See I had just bought this rod and reel combo off the consignment rack at the Great Atlanta Boating Company (formerly The Bosun’s Locker) in Norcross, Georgia. Lynn, the store manager, told me the owner used it for pier shark fishing, but had given up that activity and no longer needed such a big dedicated outfit. It was priced right, so right that I could not resist buying it, justifying its purchase due to the fact that I “needed” another big outfit for live baiting. (Don’t ask me why a blue marlin hooked on a live bait needs any larger tackle to land him than a blue marlin hooked on a trolled bait. It just did – in my demented mind, at least.)

After I bought it, I told Lynn to spool it up with 80-pound mono, and I’d pick it up later. When later came, I found out that she had spooled it up with 80-pound Green Ande Tournament line, which was guaranteed to break at or below the rated strength. It was also considerably more expensive than regular Ande line. It was not my first choice, to be sure, but since I didn’t specify what line I wanted, I had no argument. When I got the new/old reel to Fort Walton, first thing I did was remove the reel and take it to Half Hitch Tackle for Tim Broom to replace the drag washers. Every now and then, I’ll do something smart!

You may have noticed that both the rods now deployed were designed for use with a fighting chair. While thee would be a fighting chair installed in Old Parrotheads’ cockpit within the next year (a Release Marine high gloss teak chair with footrest. I didn’t have one yet. What I did have was a four-legged, rubber footed, short pedestal padded boat chair, WITH A GIMBEL!!! So we were covered, so I thought.

As I stood there, watching the two live baits, I suddenly realized that I had neglected something pretty important – the drag on the “new” reel was the only big game reel I owned that had never been scale-set. Horrified, I ran to the starboard corner, took a wrap of line just ahead of the reel, put the lever up to Strike, and pulled. Now, anybody who can accurately tell how much drag they are feeling when pulling line off the reel has a more educated sense of feel than I do. So I ran over to the 80w in the other corner, which was scale-set at 24 pounds, put it up on strike, and pulled. Trying to memorize what it felt like, I ran back to the other corner and pulled against the drag again. I still couldn’t tell crap!

--------

-- Set problem A --
Condense the paragraph of the fishing story beginning "After I bought it" into a short bulleted list of its main facts.
-- Set problem B --
Pull from the fishing story the stretch that starts with the words containing "After I bought" and ends with "do something smart!", copying it word for word.
The data that follows comes from a separate source and is not part of the fishing story.

--------

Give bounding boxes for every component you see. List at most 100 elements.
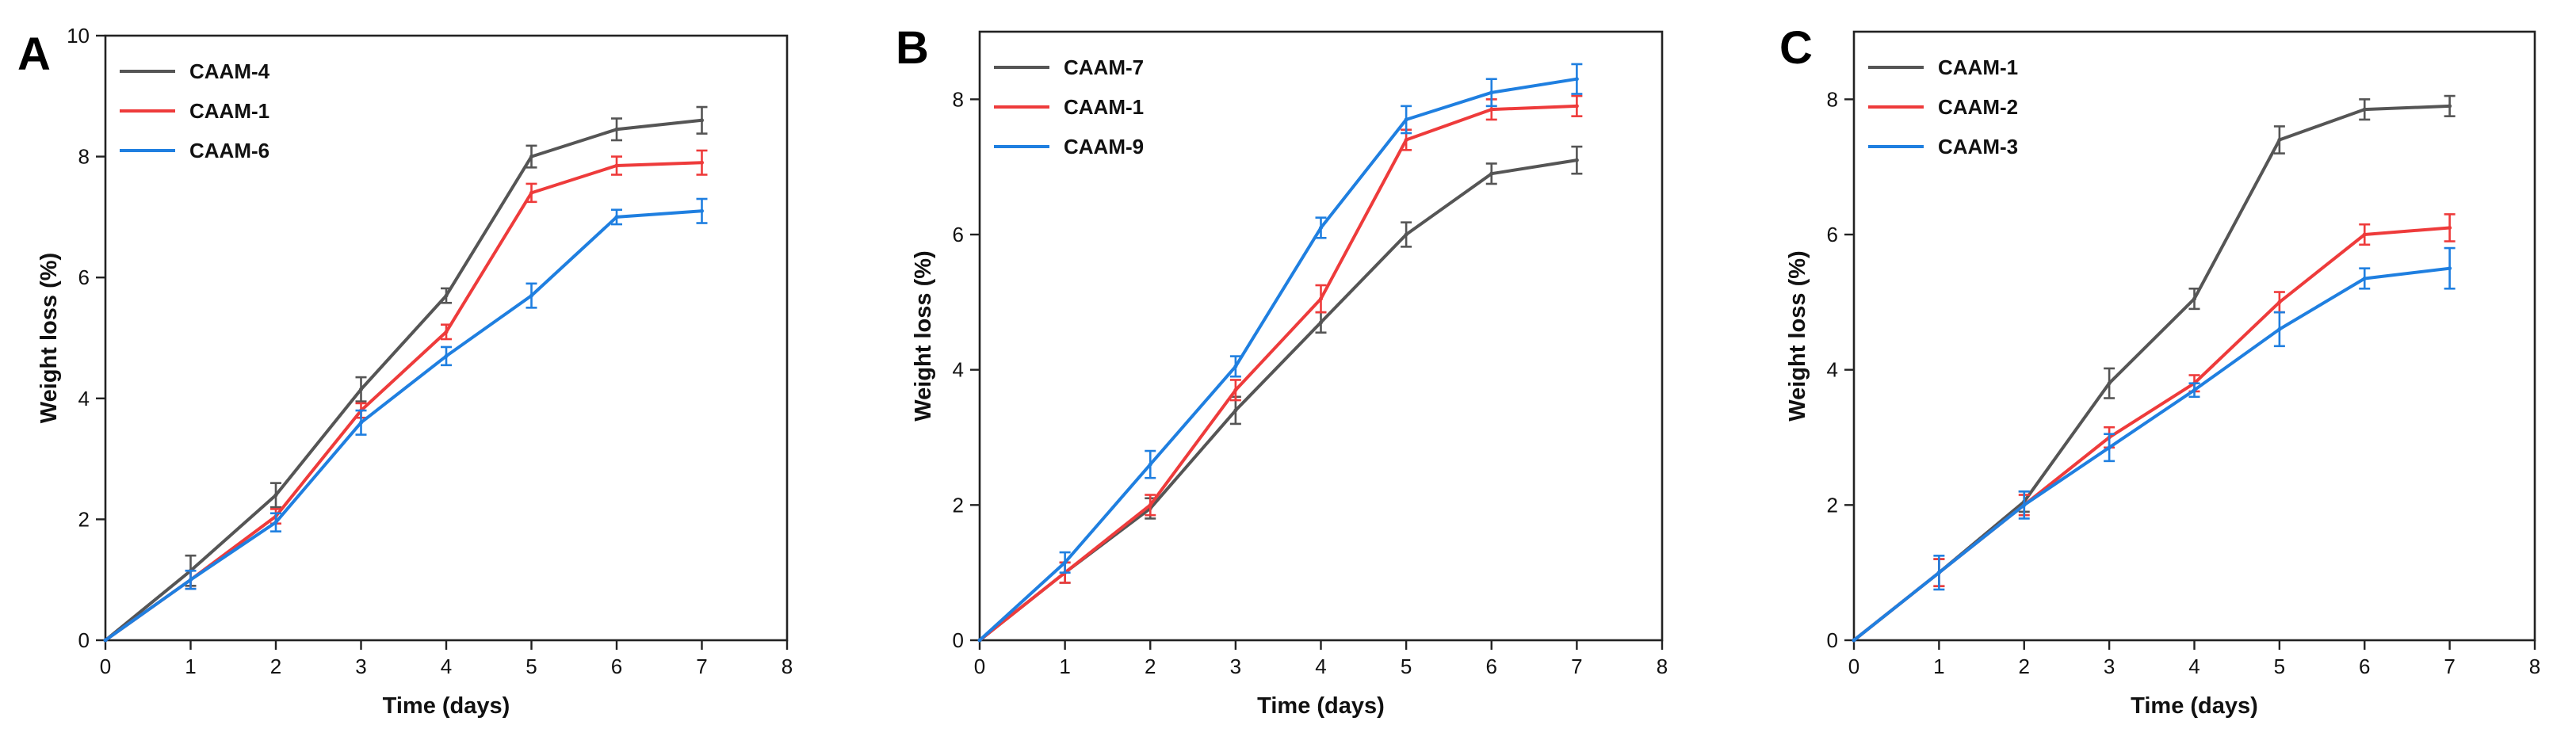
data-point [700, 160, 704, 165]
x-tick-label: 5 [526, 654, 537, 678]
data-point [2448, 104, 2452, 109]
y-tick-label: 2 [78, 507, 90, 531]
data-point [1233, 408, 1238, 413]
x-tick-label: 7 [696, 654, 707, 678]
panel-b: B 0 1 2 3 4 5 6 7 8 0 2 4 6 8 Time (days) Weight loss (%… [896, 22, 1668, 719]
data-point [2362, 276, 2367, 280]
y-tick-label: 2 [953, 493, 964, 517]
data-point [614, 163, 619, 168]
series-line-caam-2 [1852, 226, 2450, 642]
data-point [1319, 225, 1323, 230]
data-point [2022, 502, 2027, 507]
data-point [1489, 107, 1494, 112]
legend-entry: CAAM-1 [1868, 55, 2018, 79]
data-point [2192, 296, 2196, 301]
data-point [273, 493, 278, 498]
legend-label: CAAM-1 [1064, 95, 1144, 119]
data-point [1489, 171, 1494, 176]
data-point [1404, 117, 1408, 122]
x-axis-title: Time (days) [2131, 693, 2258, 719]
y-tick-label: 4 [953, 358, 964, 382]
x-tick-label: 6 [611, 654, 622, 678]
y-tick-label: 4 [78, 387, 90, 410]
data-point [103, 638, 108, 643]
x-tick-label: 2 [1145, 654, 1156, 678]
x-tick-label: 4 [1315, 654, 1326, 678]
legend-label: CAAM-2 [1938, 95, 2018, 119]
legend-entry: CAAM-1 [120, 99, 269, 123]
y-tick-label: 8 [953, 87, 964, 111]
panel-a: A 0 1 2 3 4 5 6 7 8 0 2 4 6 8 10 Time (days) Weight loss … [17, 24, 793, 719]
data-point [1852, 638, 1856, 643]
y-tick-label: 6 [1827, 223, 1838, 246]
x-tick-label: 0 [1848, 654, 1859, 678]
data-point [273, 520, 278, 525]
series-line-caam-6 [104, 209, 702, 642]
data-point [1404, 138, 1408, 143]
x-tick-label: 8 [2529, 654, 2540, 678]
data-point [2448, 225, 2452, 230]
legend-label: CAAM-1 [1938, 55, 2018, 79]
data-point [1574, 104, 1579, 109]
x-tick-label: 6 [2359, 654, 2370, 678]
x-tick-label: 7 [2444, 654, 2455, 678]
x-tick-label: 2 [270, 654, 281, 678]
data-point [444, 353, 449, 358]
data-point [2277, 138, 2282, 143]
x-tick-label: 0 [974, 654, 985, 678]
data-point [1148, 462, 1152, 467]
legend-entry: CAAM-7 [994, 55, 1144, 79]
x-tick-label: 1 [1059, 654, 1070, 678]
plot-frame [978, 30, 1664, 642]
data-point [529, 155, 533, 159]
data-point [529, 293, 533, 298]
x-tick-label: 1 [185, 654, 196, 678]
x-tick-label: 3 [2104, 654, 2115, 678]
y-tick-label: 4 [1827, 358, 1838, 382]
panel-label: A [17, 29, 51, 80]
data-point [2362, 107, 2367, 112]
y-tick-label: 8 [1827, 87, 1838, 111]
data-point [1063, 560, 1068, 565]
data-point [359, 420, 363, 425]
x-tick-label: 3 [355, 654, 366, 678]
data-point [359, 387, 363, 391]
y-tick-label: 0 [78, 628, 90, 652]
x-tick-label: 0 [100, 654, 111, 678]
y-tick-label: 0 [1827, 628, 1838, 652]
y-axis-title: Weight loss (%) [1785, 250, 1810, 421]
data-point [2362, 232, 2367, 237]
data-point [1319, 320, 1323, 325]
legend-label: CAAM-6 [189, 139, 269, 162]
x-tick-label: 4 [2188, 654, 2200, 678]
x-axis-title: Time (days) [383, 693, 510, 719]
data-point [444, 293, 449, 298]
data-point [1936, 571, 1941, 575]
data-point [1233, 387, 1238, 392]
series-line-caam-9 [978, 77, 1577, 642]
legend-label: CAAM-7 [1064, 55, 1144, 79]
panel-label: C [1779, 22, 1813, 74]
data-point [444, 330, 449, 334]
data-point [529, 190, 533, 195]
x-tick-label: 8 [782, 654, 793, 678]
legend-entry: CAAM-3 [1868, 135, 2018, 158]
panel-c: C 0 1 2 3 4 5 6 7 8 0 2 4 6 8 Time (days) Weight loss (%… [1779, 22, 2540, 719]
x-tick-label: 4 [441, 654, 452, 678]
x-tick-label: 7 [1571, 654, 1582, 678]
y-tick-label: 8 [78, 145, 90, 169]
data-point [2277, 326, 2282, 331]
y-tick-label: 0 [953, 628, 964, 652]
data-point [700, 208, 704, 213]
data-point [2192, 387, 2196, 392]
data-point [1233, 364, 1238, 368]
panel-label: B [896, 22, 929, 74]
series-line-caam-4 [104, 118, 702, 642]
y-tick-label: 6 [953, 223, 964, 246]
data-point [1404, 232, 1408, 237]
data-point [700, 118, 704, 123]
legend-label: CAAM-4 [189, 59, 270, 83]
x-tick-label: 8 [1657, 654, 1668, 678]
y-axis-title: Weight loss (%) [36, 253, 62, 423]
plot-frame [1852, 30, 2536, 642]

--------

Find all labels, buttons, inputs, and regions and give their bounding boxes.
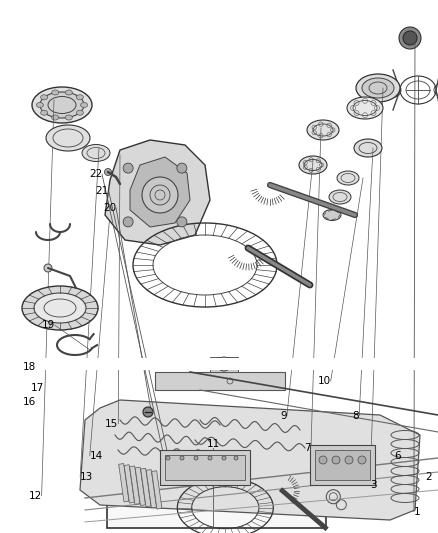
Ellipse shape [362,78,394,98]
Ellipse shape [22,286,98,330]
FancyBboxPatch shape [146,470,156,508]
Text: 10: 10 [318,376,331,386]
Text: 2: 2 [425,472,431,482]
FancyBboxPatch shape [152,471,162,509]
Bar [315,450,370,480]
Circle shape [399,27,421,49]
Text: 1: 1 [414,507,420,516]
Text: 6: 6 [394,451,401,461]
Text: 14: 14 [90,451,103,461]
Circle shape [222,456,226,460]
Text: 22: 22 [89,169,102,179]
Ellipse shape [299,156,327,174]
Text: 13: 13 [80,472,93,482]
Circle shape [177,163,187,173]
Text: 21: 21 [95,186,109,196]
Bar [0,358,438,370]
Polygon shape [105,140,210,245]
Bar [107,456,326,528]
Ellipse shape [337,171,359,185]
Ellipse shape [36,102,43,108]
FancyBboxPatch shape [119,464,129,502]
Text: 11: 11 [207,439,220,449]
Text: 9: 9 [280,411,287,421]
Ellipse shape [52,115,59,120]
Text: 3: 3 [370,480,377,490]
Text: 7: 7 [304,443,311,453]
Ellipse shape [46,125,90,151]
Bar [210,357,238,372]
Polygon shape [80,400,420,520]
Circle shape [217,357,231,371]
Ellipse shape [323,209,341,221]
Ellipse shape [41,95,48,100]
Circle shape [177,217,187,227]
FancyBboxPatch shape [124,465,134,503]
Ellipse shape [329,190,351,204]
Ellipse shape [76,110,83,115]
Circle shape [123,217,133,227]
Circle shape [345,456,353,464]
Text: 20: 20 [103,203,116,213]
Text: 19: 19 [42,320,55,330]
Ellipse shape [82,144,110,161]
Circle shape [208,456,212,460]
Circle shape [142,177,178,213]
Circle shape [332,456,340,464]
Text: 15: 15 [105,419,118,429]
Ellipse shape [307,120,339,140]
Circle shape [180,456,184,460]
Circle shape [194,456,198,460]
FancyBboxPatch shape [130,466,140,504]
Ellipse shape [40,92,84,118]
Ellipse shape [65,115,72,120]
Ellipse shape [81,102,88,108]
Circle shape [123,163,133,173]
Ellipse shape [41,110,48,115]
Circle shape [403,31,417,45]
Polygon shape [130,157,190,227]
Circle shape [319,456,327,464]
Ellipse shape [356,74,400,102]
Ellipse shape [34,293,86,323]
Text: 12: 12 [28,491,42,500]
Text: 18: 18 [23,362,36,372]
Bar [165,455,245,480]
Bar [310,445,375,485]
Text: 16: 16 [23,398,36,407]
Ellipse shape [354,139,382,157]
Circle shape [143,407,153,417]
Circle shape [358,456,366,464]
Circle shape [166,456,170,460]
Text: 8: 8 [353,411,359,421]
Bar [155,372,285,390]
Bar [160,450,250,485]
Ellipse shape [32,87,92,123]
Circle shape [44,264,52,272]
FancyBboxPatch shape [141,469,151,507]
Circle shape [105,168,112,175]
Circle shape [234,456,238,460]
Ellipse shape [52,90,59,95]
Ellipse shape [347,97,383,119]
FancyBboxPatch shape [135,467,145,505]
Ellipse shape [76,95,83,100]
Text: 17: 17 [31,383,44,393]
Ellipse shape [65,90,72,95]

--------

-- Full answer A --
- Lynn was told to spool the reel with 80-pound mono so it could be picked up later.
- She spooled it instead with 80-pound Green Ande Tournament line, which was guaranteed to break at or below its rated strength and cost considerably more than regular Ande line.
- Since no line had been specified, there was no argument.
- At Fort Walton, the reel was first taken to Half Hitch Tackle for Tim Broom to replace the drag washers.

-- Full answer B --
After I bought it, I told Lynn to spool it up with 80-pound mono, and I’d pick it up later. When later came, I found out that she had spooled it up with 80-pound Green Ande Tournament line, which was guaranteed to break at or below the rated strength. It was also considerably more expensive than regular Ande line. It was not my first choice, to be sure, but since I didn’t specify what line I wanted, I had no argument. When I got the new/old reel to Fort Walton, first thing I did was remove the reel and take it to Half Hitch Tackle for Tim Broom to replace the drag washers. Every now and then, I’ll do something smart!